[WHAT YOU NEED TO DO]
Keep only the lines where "Ursa" appears.

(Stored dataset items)

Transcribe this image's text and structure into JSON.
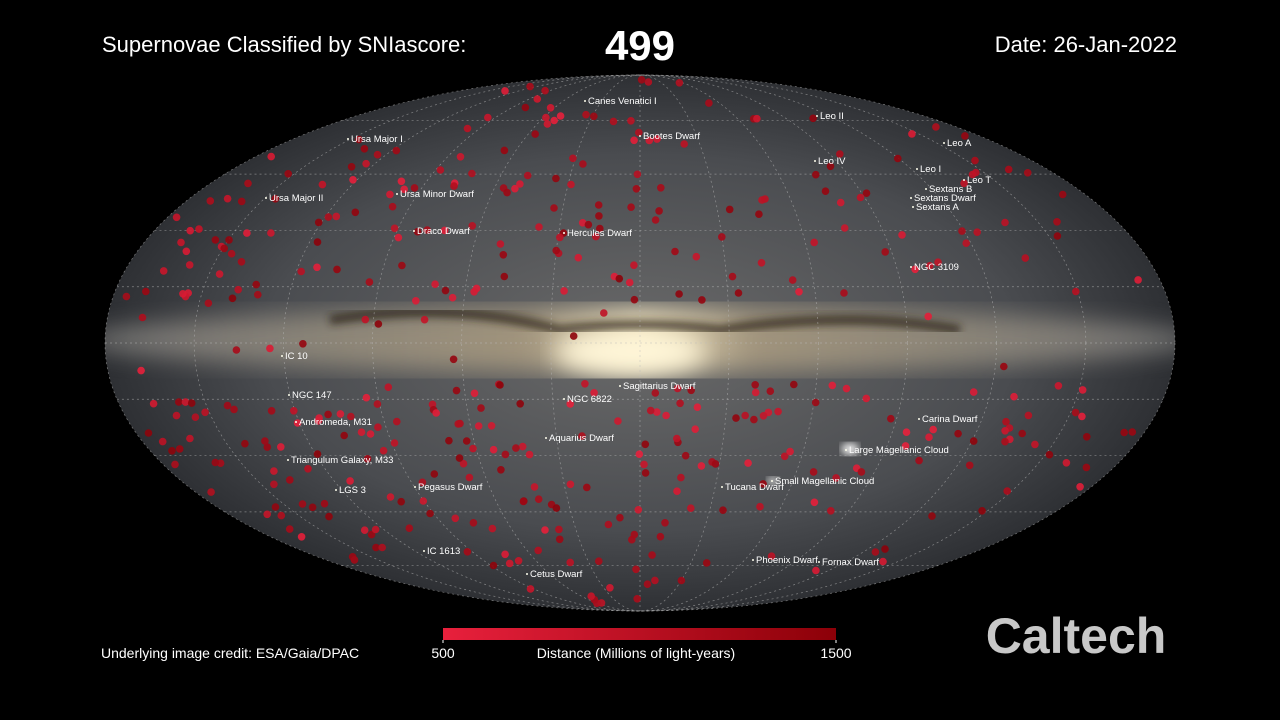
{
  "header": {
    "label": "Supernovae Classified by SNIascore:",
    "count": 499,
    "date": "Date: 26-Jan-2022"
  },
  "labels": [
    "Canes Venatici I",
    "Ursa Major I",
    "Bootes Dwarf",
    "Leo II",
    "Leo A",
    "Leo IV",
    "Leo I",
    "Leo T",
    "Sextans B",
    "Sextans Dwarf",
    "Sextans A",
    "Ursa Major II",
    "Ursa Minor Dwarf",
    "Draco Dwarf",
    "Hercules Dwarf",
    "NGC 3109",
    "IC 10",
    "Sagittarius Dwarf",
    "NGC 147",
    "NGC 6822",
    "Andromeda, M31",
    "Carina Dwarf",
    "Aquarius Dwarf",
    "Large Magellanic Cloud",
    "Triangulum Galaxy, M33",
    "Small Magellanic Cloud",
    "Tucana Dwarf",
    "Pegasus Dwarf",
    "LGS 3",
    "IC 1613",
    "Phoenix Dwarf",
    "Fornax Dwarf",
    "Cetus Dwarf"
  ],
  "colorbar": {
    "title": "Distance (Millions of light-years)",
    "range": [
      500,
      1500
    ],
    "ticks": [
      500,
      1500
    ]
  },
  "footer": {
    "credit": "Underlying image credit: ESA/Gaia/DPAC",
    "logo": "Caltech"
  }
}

[COMPLETED EXERCISE]
    "Ursa Major I",
    "Ursa Major II",
    "Ursa Minor Dwarf",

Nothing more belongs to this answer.